§ **Task description**:
Copy, from the entries below, each line where the word "name" can be found.

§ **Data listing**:
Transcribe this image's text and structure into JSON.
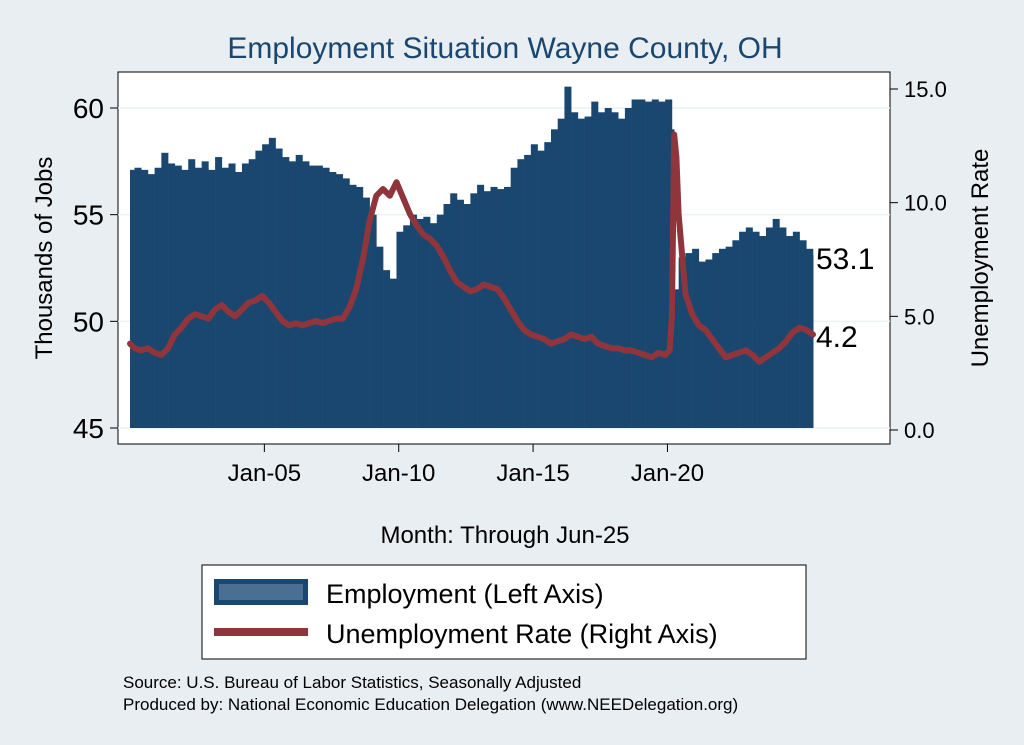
{
  "colors": {
    "background": "#e9eef3",
    "plot_background": "#ffffff",
    "employment_fill": "#1a476f",
    "unemployment_line": "#90353b",
    "title": "#1a476f"
  },
  "chart_data": {
    "type": "bar",
    "title": "Employment Situation Wayne  County, OH",
    "xlabel": "Month: Through Jun-25",
    "ylabel_left": "Thousands of Jobs",
    "ylabel_right": "Unemployment Rate",
    "x_range": [
      "2000-01",
      "2025-06"
    ],
    "x_tick_labels": [
      "Jan-05",
      "Jan-10",
      "Jan-15",
      "Jan-20"
    ],
    "ylim_left": [
      45,
      62
    ],
    "yticks_left": [
      "45",
      "50",
      "55",
      "60"
    ],
    "ylim_right": [
      0,
      16
    ],
    "yticks_right": [
      "0.0",
      "5.0",
      "10.0",
      "15.0"
    ],
    "grid": true,
    "legend_position": "bottom",
    "end_labels": {
      "employment": "53.1",
      "unemployment": "4.2"
    },
    "series": [
      {
        "name": "Employment (Left Axis)",
        "axis": "left",
        "type": "bar",
        "points": [
          [
            "2000-01",
            57.1
          ],
          [
            "2000-03",
            57.2
          ],
          [
            "2000-06",
            57.1
          ],
          [
            "2000-09",
            56.9
          ],
          [
            "2000-12",
            57.2
          ],
          [
            "2001-03",
            57.9
          ],
          [
            "2001-06",
            57.4
          ],
          [
            "2001-09",
            57.3
          ],
          [
            "2001-12",
            57.1
          ],
          [
            "2002-03",
            57.6
          ],
          [
            "2002-06",
            57.2
          ],
          [
            "2002-09",
            57.5
          ],
          [
            "2002-12",
            57.1
          ],
          [
            "2003-03",
            57.7
          ],
          [
            "2003-06",
            57.2
          ],
          [
            "2003-09",
            57.4
          ],
          [
            "2003-12",
            57.0
          ],
          [
            "2004-03",
            57.4
          ],
          [
            "2004-06",
            57.6
          ],
          [
            "2004-09",
            58.0
          ],
          [
            "2004-12",
            58.3
          ],
          [
            "2005-03",
            58.6
          ],
          [
            "2005-06",
            58.1
          ],
          [
            "2005-09",
            57.7
          ],
          [
            "2005-12",
            57.5
          ],
          [
            "2006-03",
            57.8
          ],
          [
            "2006-06",
            57.5
          ],
          [
            "2006-09",
            57.3
          ],
          [
            "2006-12",
            57.3
          ],
          [
            "2007-03",
            57.2
          ],
          [
            "2007-06",
            57.0
          ],
          [
            "2007-09",
            56.9
          ],
          [
            "2007-12",
            56.7
          ],
          [
            "2008-03",
            56.4
          ],
          [
            "2008-06",
            56.3
          ],
          [
            "2008-09",
            55.8
          ],
          [
            "2008-12",
            55.0
          ],
          [
            "2009-03",
            53.5
          ],
          [
            "2009-06",
            52.4
          ],
          [
            "2009-09",
            52.0
          ],
          [
            "2009-12",
            54.2
          ],
          [
            "2010-03",
            54.5
          ],
          [
            "2010-06",
            55.0
          ],
          [
            "2010-09",
            54.8
          ],
          [
            "2010-12",
            54.9
          ],
          [
            "2011-03",
            54.6
          ],
          [
            "2011-06",
            55.0
          ],
          [
            "2011-09",
            55.5
          ],
          [
            "2011-12",
            56.0
          ],
          [
            "2012-03",
            55.7
          ],
          [
            "2012-06",
            55.5
          ],
          [
            "2012-09",
            56.0
          ],
          [
            "2012-12",
            56.4
          ],
          [
            "2013-03",
            56.1
          ],
          [
            "2013-06",
            56.3
          ],
          [
            "2013-09",
            56.2
          ],
          [
            "2013-12",
            56.3
          ],
          [
            "2014-03",
            57.2
          ],
          [
            "2014-06",
            57.6
          ],
          [
            "2014-09",
            57.8
          ],
          [
            "2014-12",
            58.3
          ],
          [
            "2015-03",
            58.0
          ],
          [
            "2015-06",
            58.4
          ],
          [
            "2015-09",
            59.0
          ],
          [
            "2015-12",
            59.5
          ],
          [
            "2016-03",
            61.0
          ],
          [
            "2016-06",
            59.8
          ],
          [
            "2016-09",
            59.5
          ],
          [
            "2016-12",
            59.6
          ],
          [
            "2017-03",
            60.3
          ],
          [
            "2017-06",
            59.8
          ],
          [
            "2017-09",
            60.0
          ],
          [
            "2017-12",
            59.8
          ],
          [
            "2018-03",
            59.5
          ],
          [
            "2018-06",
            60.0
          ],
          [
            "2018-09",
            60.4
          ],
          [
            "2018-12",
            60.4
          ],
          [
            "2019-03",
            60.3
          ],
          [
            "2019-06",
            60.4
          ],
          [
            "2019-09",
            60.3
          ],
          [
            "2019-12",
            60.4
          ],
          [
            "2020-03",
            59.0
          ],
          [
            "2020-04",
            51.5
          ],
          [
            "2020-06",
            53.0
          ],
          [
            "2020-09",
            53.2
          ],
          [
            "2020-12",
            53.4
          ],
          [
            "2021-03",
            52.8
          ],
          [
            "2021-06",
            52.9
          ],
          [
            "2021-09",
            53.2
          ],
          [
            "2021-12",
            53.4
          ],
          [
            "2022-03",
            53.5
          ],
          [
            "2022-06",
            53.8
          ],
          [
            "2022-09",
            54.2
          ],
          [
            "2022-12",
            54.4
          ],
          [
            "2023-03",
            54.2
          ],
          [
            "2023-06",
            54.0
          ],
          [
            "2023-09",
            54.4
          ],
          [
            "2023-12",
            54.8
          ],
          [
            "2024-03",
            54.4
          ],
          [
            "2024-06",
            54.0
          ],
          [
            "2024-09",
            54.2
          ],
          [
            "2024-12",
            53.8
          ],
          [
            "2025-03",
            53.4
          ],
          [
            "2025-06",
            53.1
          ]
        ]
      },
      {
        "name": "Unemployment Rate (Right Axis)",
        "axis": "right",
        "type": "line",
        "points": [
          [
            "2000-01",
            3.8
          ],
          [
            "2000-03",
            3.6
          ],
          [
            "2000-06",
            3.5
          ],
          [
            "2000-09",
            3.6
          ],
          [
            "2000-12",
            3.4
          ],
          [
            "2001-03",
            3.3
          ],
          [
            "2001-06",
            3.6
          ],
          [
            "2001-09",
            4.2
          ],
          [
            "2001-12",
            4.5
          ],
          [
            "2002-03",
            4.9
          ],
          [
            "2002-06",
            5.1
          ],
          [
            "2002-09",
            5.0
          ],
          [
            "2002-12",
            4.9
          ],
          [
            "2003-03",
            5.3
          ],
          [
            "2003-06",
            5.5
          ],
          [
            "2003-09",
            5.2
          ],
          [
            "2003-12",
            5.0
          ],
          [
            "2004-03",
            5.3
          ],
          [
            "2004-06",
            5.6
          ],
          [
            "2004-09",
            5.7
          ],
          [
            "2004-12",
            5.9
          ],
          [
            "2005-03",
            5.6
          ],
          [
            "2005-06",
            5.2
          ],
          [
            "2005-09",
            4.8
          ],
          [
            "2005-12",
            4.6
          ],
          [
            "2006-03",
            4.7
          ],
          [
            "2006-06",
            4.6
          ],
          [
            "2006-09",
            4.7
          ],
          [
            "2006-12",
            4.8
          ],
          [
            "2007-03",
            4.7
          ],
          [
            "2007-06",
            4.8
          ],
          [
            "2007-09",
            4.9
          ],
          [
            "2007-12",
            4.9
          ],
          [
            "2008-03",
            5.4
          ],
          [
            "2008-06",
            6.2
          ],
          [
            "2008-09",
            7.5
          ],
          [
            "2008-12",
            9.2
          ],
          [
            "2009-03",
            10.3
          ],
          [
            "2009-06",
            10.6
          ],
          [
            "2009-09",
            10.3
          ],
          [
            "2009-12",
            10.9
          ],
          [
            "2010-03",
            10.2
          ],
          [
            "2010-06",
            9.5
          ],
          [
            "2010-09",
            9.0
          ],
          [
            "2010-12",
            8.6
          ],
          [
            "2011-03",
            8.4
          ],
          [
            "2011-06",
            8.1
          ],
          [
            "2011-09",
            7.6
          ],
          [
            "2011-12",
            7.0
          ],
          [
            "2012-03",
            6.5
          ],
          [
            "2012-06",
            6.3
          ],
          [
            "2012-09",
            6.1
          ],
          [
            "2012-12",
            6.2
          ],
          [
            "2013-03",
            6.4
          ],
          [
            "2013-06",
            6.3
          ],
          [
            "2013-09",
            6.2
          ],
          [
            "2013-12",
            5.8
          ],
          [
            "2014-03",
            5.3
          ],
          [
            "2014-06",
            4.8
          ],
          [
            "2014-09",
            4.4
          ],
          [
            "2014-12",
            4.2
          ],
          [
            "2015-03",
            4.1
          ],
          [
            "2015-06",
            4.0
          ],
          [
            "2015-09",
            3.8
          ],
          [
            "2015-12",
            3.9
          ],
          [
            "2016-03",
            4.0
          ],
          [
            "2016-06",
            4.2
          ],
          [
            "2016-09",
            4.1
          ],
          [
            "2016-12",
            4.0
          ],
          [
            "2017-03",
            4.1
          ],
          [
            "2017-06",
            3.8
          ],
          [
            "2017-09",
            3.7
          ],
          [
            "2017-12",
            3.6
          ],
          [
            "2018-03",
            3.6
          ],
          [
            "2018-06",
            3.5
          ],
          [
            "2018-09",
            3.5
          ],
          [
            "2018-12",
            3.4
          ],
          [
            "2019-03",
            3.3
          ],
          [
            "2019-06",
            3.2
          ],
          [
            "2019-09",
            3.4
          ],
          [
            "2019-12",
            3.3
          ],
          [
            "2020-02",
            3.5
          ],
          [
            "2020-03",
            5.0
          ],
          [
            "2020-04",
            13.0
          ],
          [
            "2020-05",
            12.0
          ],
          [
            "2020-06",
            9.5
          ],
          [
            "2020-09",
            6.0
          ],
          [
            "2020-12",
            5.1
          ],
          [
            "2021-03",
            4.6
          ],
          [
            "2021-06",
            4.4
          ],
          [
            "2021-09",
            4.0
          ],
          [
            "2021-12",
            3.6
          ],
          [
            "2022-03",
            3.2
          ],
          [
            "2022-06",
            3.3
          ],
          [
            "2022-09",
            3.4
          ],
          [
            "2022-12",
            3.5
          ],
          [
            "2023-03",
            3.3
          ],
          [
            "2023-06",
            3.0
          ],
          [
            "2023-09",
            3.2
          ],
          [
            "2023-12",
            3.4
          ],
          [
            "2024-03",
            3.6
          ],
          [
            "2024-06",
            3.9
          ],
          [
            "2024-09",
            4.3
          ],
          [
            "2024-12",
            4.5
          ],
          [
            "2025-03",
            4.4
          ],
          [
            "2025-06",
            4.2
          ]
        ]
      }
    ]
  },
  "footer": {
    "source": "Source: U.S. Bureau of Labor Statistics, Seasonally Adjusted",
    "produced_by": "Produced by: National Economic Education Delegation (www.NEEDelegation.org)"
  }
}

§ **The reply**:
        "name": "Employment (Left Axis)",
        "name": "Unemployment Rate (Right Axis)",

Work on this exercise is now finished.